Direction
Count only the lines of the records that hold "been", then give the number without any other words.

Supplied material

▬▬▬

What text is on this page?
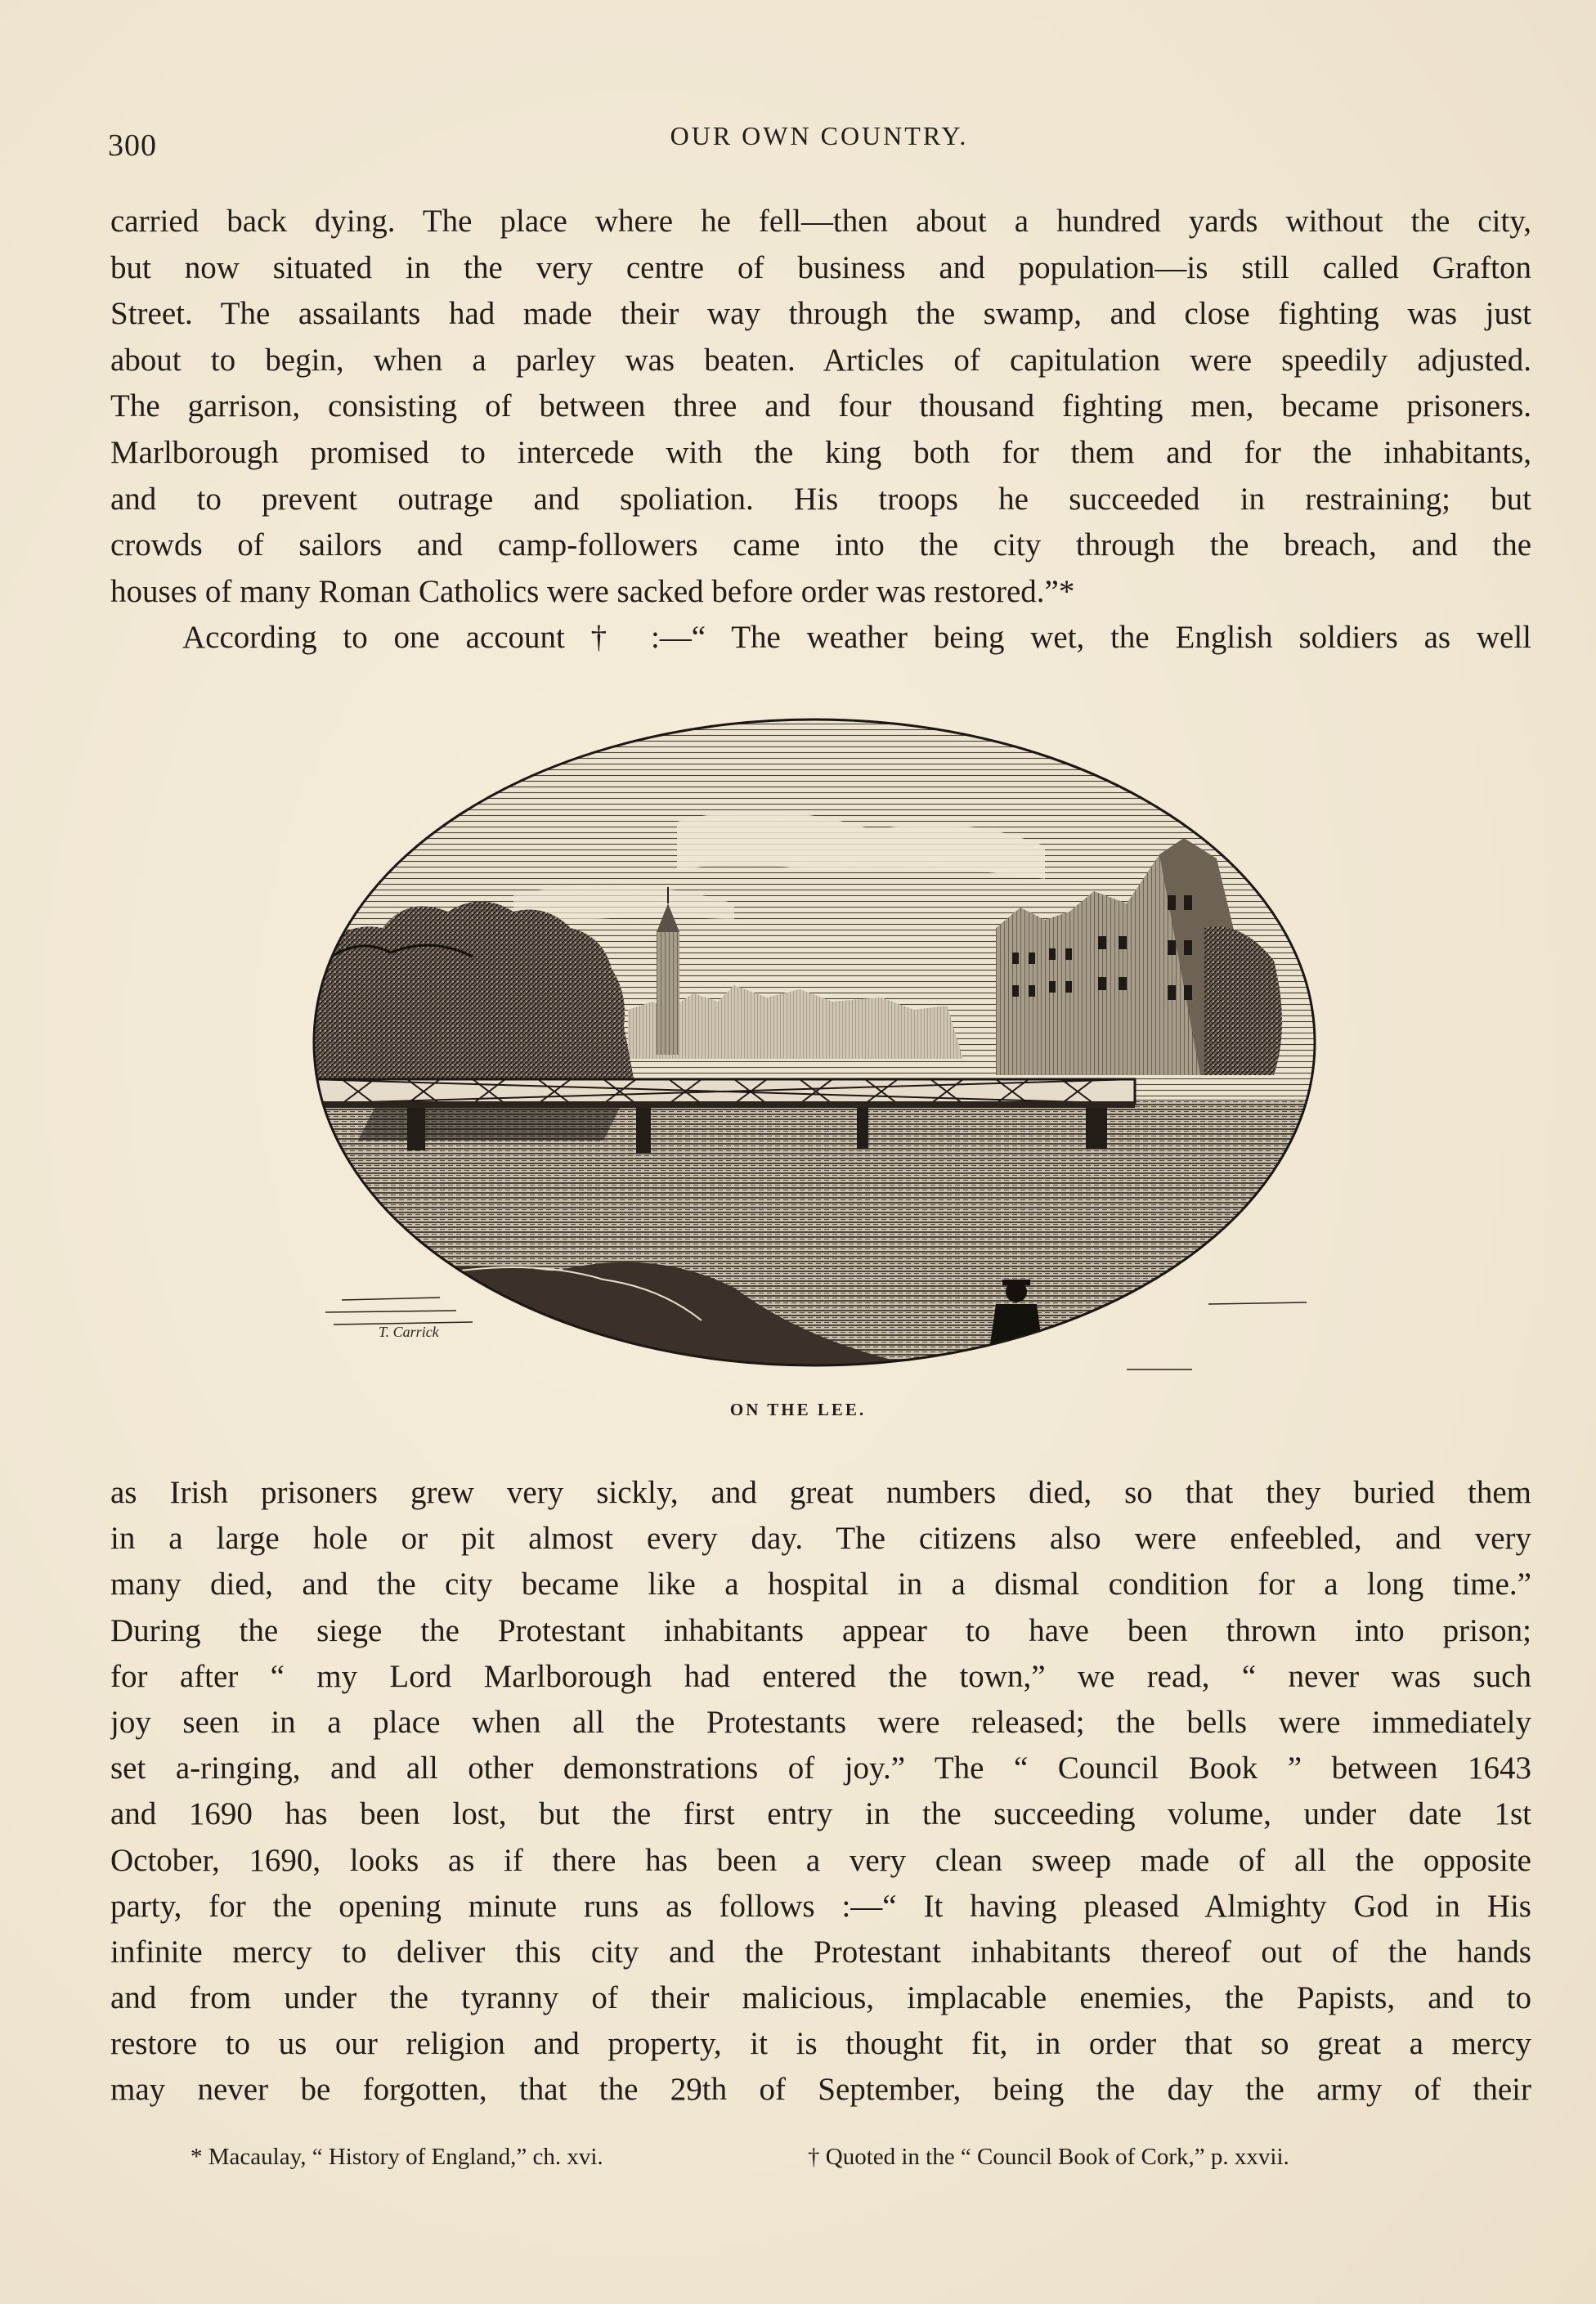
300	OUR OWN COUNTRY.
carried back dying. The place where he fell—then about a hundred yards without the city,
but now situated in the very centre of business and population—is still called Grafton
Street. The assailants had made their way through the swamp, and close fighting was just
about to begin, when a parley was beaten. Articles of capitulation were speedily adjusted.
The garrison, consisting of between three and four thousand fighting men, became prisoners.
Marlborough promised to intercede with the king both for them and for the inhabitants,
and to prevent outrage and spoliation. His troops he succeeded in restraining; but
crowds of sailors and camp-followers came into the city through the breach, and the
houses of many Roman Catholics were sacked before order was restored.”*
According to one account † :—“ The weather being wet, the English soldiers as well
T. Carrick
ON THE LEE.
as Irish prisoners grew very sickly, and great numbers died, so that they buried them
in a large hole or pit almost every day. The citizens also were enfeebled, and very
many died, and the city became like a hospital in a dismal condition for a long time.”
During the siege the Protestant inhabitants appear to have been thrown into prison;
for after “ my Lord Marlborough had entered the town,” we read, “ never was such
joy seen in a place when all the Protestants were released; the bells were immediately
set a-ringing, and all other demonstrations of joy.” The “ Council Book ” between 1643
and 1690 has been lost, but the first entry in the succeeding volume, under date 1st
October, 1690, looks as if there has been a very clean sweep made of all the opposite
party, for the opening minute runs as follows :—“ It having pleased Almighty God in His
infinite mercy to deliver this city and the Protestant inhabitants thereof out of the hands
and from under the tyranny of their malicious, implacable enemies, the Papists, and to
restore to us our religion and property, it is thought fit, in order that so great a mercy
may never be forgotten, that the 29th of September, being the day the army of their
* Macaulay, “ History of England,” ch. xvi.	† Quoted in the “ Council Book of Cork,” p. xxvii.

▬▬▬

Written reply
3